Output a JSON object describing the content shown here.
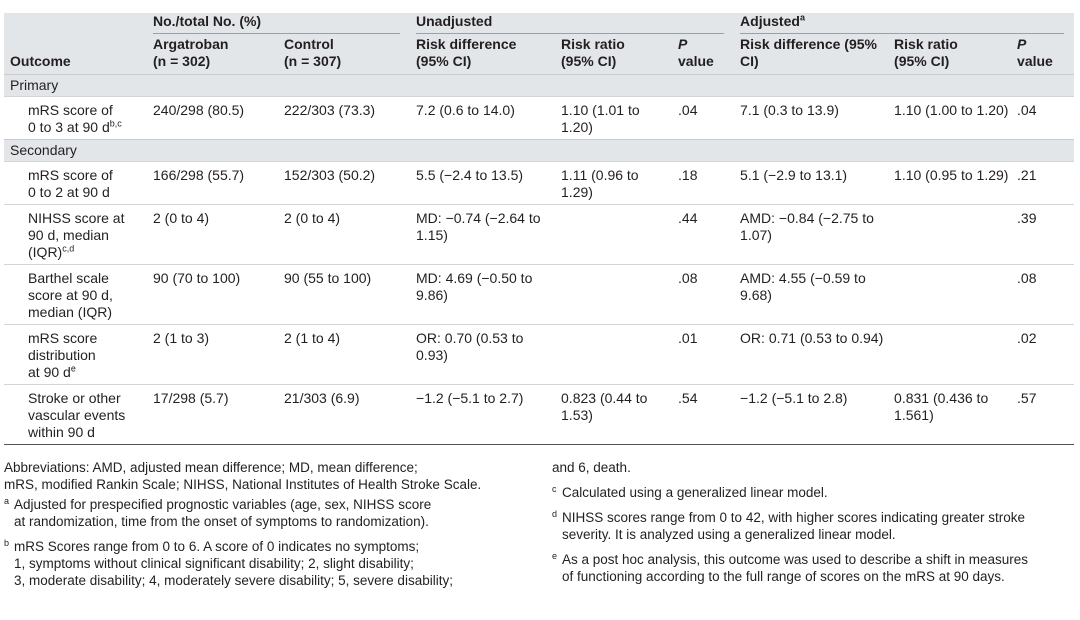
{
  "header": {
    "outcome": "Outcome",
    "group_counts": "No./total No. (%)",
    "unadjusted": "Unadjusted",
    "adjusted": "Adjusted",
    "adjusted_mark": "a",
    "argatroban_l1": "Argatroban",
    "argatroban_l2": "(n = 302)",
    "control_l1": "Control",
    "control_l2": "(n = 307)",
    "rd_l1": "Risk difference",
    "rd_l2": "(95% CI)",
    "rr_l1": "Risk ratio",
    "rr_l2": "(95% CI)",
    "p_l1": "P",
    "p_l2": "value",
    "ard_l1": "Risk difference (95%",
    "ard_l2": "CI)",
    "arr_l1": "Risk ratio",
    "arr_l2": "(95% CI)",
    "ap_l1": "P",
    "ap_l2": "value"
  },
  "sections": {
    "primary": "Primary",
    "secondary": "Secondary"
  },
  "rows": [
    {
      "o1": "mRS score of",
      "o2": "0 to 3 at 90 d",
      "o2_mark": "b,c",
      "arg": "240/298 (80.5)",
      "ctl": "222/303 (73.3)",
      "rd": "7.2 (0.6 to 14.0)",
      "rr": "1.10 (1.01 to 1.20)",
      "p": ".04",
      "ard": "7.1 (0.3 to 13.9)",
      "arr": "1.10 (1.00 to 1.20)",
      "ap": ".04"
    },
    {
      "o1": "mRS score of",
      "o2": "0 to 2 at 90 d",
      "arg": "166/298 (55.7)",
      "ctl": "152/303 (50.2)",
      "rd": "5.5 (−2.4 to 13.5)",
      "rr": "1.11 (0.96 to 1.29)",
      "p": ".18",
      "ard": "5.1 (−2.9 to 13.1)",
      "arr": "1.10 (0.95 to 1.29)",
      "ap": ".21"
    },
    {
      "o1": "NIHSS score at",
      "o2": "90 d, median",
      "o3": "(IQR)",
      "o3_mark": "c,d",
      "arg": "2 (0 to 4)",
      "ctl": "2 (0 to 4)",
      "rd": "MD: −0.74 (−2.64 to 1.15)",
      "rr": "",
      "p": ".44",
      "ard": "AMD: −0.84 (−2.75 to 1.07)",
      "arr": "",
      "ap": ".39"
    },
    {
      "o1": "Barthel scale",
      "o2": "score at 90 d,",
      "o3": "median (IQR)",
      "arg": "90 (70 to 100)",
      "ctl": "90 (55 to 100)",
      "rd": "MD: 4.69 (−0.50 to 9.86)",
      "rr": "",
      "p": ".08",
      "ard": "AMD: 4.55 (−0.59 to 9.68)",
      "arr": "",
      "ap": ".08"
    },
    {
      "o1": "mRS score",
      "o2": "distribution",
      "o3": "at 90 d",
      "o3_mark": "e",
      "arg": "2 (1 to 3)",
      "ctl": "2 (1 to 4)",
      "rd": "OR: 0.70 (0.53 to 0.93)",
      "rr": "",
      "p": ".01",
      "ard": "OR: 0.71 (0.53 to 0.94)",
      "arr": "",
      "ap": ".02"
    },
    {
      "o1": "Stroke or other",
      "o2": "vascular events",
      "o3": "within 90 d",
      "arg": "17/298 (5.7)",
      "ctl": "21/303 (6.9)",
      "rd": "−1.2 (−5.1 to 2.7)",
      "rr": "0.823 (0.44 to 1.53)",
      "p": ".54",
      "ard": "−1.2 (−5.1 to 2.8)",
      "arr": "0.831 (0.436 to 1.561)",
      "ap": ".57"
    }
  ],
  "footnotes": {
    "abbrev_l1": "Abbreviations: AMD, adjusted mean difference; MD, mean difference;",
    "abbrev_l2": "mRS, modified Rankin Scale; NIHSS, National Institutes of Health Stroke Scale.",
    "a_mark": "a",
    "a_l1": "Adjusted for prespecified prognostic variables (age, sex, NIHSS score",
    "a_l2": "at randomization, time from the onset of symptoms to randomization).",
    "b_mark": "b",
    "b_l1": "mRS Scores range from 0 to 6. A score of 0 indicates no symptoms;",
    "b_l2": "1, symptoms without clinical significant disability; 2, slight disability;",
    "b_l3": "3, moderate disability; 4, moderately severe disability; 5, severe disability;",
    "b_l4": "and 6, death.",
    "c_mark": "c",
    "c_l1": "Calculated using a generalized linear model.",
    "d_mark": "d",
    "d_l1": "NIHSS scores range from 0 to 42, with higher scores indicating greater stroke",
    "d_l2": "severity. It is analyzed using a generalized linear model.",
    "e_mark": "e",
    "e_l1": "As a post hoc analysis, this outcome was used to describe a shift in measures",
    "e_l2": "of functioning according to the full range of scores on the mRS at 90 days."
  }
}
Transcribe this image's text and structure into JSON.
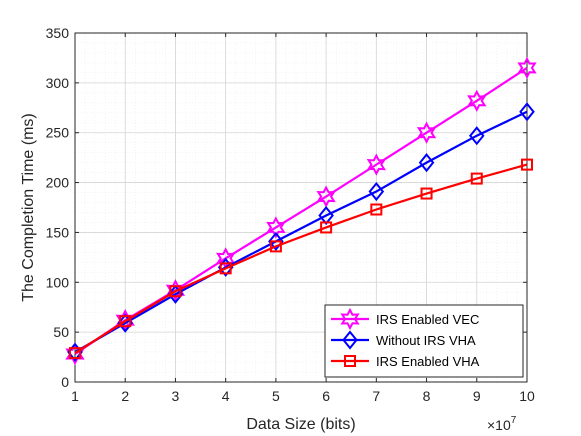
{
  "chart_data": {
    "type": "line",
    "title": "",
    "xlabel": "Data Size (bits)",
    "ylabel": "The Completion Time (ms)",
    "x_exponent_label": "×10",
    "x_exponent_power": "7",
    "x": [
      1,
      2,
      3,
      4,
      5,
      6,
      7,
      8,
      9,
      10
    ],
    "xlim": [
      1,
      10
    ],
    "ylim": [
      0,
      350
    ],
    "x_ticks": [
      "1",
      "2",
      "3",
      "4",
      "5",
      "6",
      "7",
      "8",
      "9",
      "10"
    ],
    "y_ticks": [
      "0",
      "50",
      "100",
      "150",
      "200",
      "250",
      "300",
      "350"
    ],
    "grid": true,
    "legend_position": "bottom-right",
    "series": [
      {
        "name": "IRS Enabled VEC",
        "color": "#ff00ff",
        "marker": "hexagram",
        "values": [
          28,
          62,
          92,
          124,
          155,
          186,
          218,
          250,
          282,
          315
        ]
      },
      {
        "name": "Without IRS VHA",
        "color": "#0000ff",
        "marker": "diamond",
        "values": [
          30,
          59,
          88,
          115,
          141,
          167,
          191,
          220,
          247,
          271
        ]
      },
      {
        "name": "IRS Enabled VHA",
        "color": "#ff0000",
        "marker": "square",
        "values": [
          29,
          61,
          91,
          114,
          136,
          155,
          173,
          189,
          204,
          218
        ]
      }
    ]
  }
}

========================

Give the material again exactly as it is, but keep the pictures out.

Output a JSON object describing the content shown here.
{
  "header": {
    "outcome": "Outcome",
    "group_counts": "No./total No. (%)",
    "unadjusted": "Unadjusted",
    "adjusted": "Adjusted",
    "adjusted_mark": "a",
    "argatroban_l1": "Argatroban",
    "argatroban_l2": "(n = 302)",
    "control_l1": "Control",
    "control_l2": "(n = 307)",
    "rd_l1": "Risk difference",
    "rd_l2": "(95% CI)",
    "rr_l1": "Risk ratio",
    "rr_l2": "(95% CI)",
    "p_l1": "P",
    "p_l2": "value",
    "ard_l1": "Risk difference (95%",
    "ard_l2": "CI)",
    "arr_l1": "Risk ratio",
    "arr_l2": "(95% CI)",
    "ap_l1": "P",
    "ap_l2": "value"
  },
  "sections": {
    "primary": "Primary",
    "secondary": "Secondary"
  },
  "rows": [
    {
      "o1": "mRS score of",
      "o2": "0 to 3 at 90 d",
      "o2_mark": "b,c",
      "arg": "240/298 (80.5)",
      "ctl": "222/303 (73.3)",
      "rd": "7.2 (0.6 to 14.0)",
      "rr": "1.10 (1.01 to 1.20)",
      "p": ".04",
      "ard": "7.1 (0.3 to 13.9)",
      "arr": "1.10 (1.00 to 1.20)",
      "ap": ".04"
    },
    {
      "o1": "mRS score of",
      "o2": "0 to 2 at 90 d",
      "arg": "166/298 (55.7)",
      "ctl": "152/303 (50.2)",
      "rd": "5.5 (−2.4 to 13.5)",
      "rr": "1.11 (0.96 to 1.29)",
      "p": ".18",
      "ard": "5.1 (−2.9 to 13.1)",
      "arr": "1.10 (0.95 to 1.29)",
      "ap": ".21"
    },
    {
      "o1": "NIHSS score at",
      "o2": "90 d, median",
      "o3": "(IQR)",
      "o3_mark": "c,d",
      "arg": "2 (0 to 4)",
      "ctl": "2 (0 to 4)",
      "rd": "MD: −0.74 (−2.64 to 1.15)",
      "rr": "",
      "p": ".44",
      "ard": "AMD: −0.84 (−2.75 to 1.07)",
      "arr": "",
      "ap": ".39"
    },
    {
      "o1": "Barthel scale",
      "o2": "score at 90 d,",
      "o3": "median (IQR)",
      "arg": "90 (70 to 100)",
      "ctl": "90 (55 to 100)",
      "rd": "MD: 4.69 (−0.50 to 9.86)",
      "rr": "",
      "p": ".08",
      "ard": "AMD: 4.55 (−0.59 to 9.68)",
      "arr": "",
      "ap": ".08"
    },
    {
      "o1": "mRS score",
      "o2": "distribution",
      "o3": "at 90 d",
      "o3_mark": "e",
      "arg": "2 (1 to 3)",
      "ctl": "2 (1 to 4)",
      "rd": "OR: 0.70 (0.53 to 0.93)",
      "rr": "",
      "p": ".01",
      "ard": "OR: 0.71 (0.53 to 0.94)",
      "arr": "",
      "ap": ".02"
    },
    {
      "o1": "Stroke or other",
      "o2": "vascular events",
      "o3": "within 90 d",
      "arg": "17/298 (5.7)",
      "ctl": "21/303 (6.9)",
      "rd": "−1.2 (−5.1 to 2.7)",
      "rr": "0.823 (0.44 to 1.53)",
      "p": ".54",
      "ard": "−1.2 (−5.1 to 2.8)",
      "arr": "0.831 (0.436 to 1.561)",
      "ap": ".57"
    }
  ],
  "footnotes": {
    "abbrev_l1": "Abbreviations: AMD, adjusted mean difference; MD, mean difference;",
    "abbrev_l2": "mRS, modified Rankin Scale; NIHSS, National Institutes of Health Stroke Scale.",
    "a_mark": "a",
    "a_l1": "Adjusted for prespecified prognostic variables (age, sex, NIHSS score",
    "a_l2": "at randomization, time from the onset of symptoms to randomization).",
    "b_mark": "b",
    "b_l1": "mRS Scores range from 0 to 6. A score of 0 indicates no symptoms;",
    "b_l2": "1, symptoms without clinical significant disability; 2, slight disability;",
    "b_l3": "3, moderate disability; 4, moderately severe disability; 5, severe disability;",
    "b_l4": "and 6, death.",
    "c_mark": "c",
    "c_l1": "Calculated using a generalized linear model.",
    "d_mark": "d",
    "d_l1": "NIHSS scores range from 0 to 42, with higher scores indicating greater stroke",
    "d_l2": "severity. It is analyzed using a generalized linear model.",
    "e_mark": "e",
    "e_l1": "As a post hoc analysis, this outcome was used to describe a shift in measures",
    "e_l2": "of functioning according to the full range of scores on the mRS at 90 days."
  }
}
Transcribe this image's text and structure into JSON.
{
  "chart_data": {
    "type": "line",
    "title": "",
    "xlabel": "Data Size (bits)",
    "ylabel": "The Completion Time (ms)",
    "x_exponent_label": "×10",
    "x_exponent_power": "7",
    "x": [
      1,
      2,
      3,
      4,
      5,
      6,
      7,
      8,
      9,
      10
    ],
    "xlim": [
      1,
      10
    ],
    "ylim": [
      0,
      350
    ],
    "x_ticks": [
      "1",
      "2",
      "3",
      "4",
      "5",
      "6",
      "7",
      "8",
      "9",
      "10"
    ],
    "y_ticks": [
      "0",
      "50",
      "100",
      "150",
      "200",
      "250",
      "300",
      "350"
    ],
    "grid": true,
    "legend_position": "bottom-right",
    "series": [
      {
        "name": "IRS Enabled VEC",
        "color": "#ff00ff",
        "marker": "hexagram",
        "values": [
          28,
          62,
          92,
          124,
          155,
          186,
          218,
          250,
          282,
          315
        ]
      },
      {
        "name": "Without IRS VHA",
        "color": "#0000ff",
        "marker": "diamond",
        "values": [
          30,
          59,
          88,
          115,
          141,
          167,
          191,
          220,
          247,
          271
        ]
      },
      {
        "name": "IRS Enabled VHA",
        "color": "#ff0000",
        "marker": "square",
        "values": [
          29,
          61,
          91,
          114,
          136,
          155,
          173,
          189,
          204,
          218
        ]
      }
    ]
  }
}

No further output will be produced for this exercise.